##### THE INPUT

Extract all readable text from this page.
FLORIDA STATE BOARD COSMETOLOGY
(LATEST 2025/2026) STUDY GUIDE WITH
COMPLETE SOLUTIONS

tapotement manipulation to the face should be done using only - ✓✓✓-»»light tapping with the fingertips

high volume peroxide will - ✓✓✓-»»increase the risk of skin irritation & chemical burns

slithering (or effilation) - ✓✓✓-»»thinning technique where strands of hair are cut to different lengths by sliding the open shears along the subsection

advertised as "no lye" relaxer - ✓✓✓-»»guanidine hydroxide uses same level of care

##########
##### THE INPUT

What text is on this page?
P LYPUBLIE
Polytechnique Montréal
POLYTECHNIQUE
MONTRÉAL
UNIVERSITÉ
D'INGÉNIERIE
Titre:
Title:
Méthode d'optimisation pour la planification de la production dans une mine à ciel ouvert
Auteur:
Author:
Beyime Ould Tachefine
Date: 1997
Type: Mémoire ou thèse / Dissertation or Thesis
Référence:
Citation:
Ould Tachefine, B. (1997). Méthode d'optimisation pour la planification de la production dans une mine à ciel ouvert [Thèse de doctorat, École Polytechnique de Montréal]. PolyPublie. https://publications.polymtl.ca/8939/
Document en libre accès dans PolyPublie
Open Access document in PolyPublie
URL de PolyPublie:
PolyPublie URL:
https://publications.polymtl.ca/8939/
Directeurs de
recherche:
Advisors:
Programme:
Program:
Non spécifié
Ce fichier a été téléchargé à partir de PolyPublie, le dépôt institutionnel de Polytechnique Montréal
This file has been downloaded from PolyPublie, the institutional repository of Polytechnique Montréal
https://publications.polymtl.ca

##########

## TO DO
Write out every line of the entries that holds the word "polymtl".

## SOLUTION
Ould Tachefine, B. (1997). Méthode d'optimisation pour la planification de la production dans une mine à ciel ouvert [Thèse de doctorat, École Polytechnique de Montréal]. PolyPublie. https://publications.polymtl.ca/8939/
https://publications.polymtl.ca/8939/
https://publications.polymtl.ca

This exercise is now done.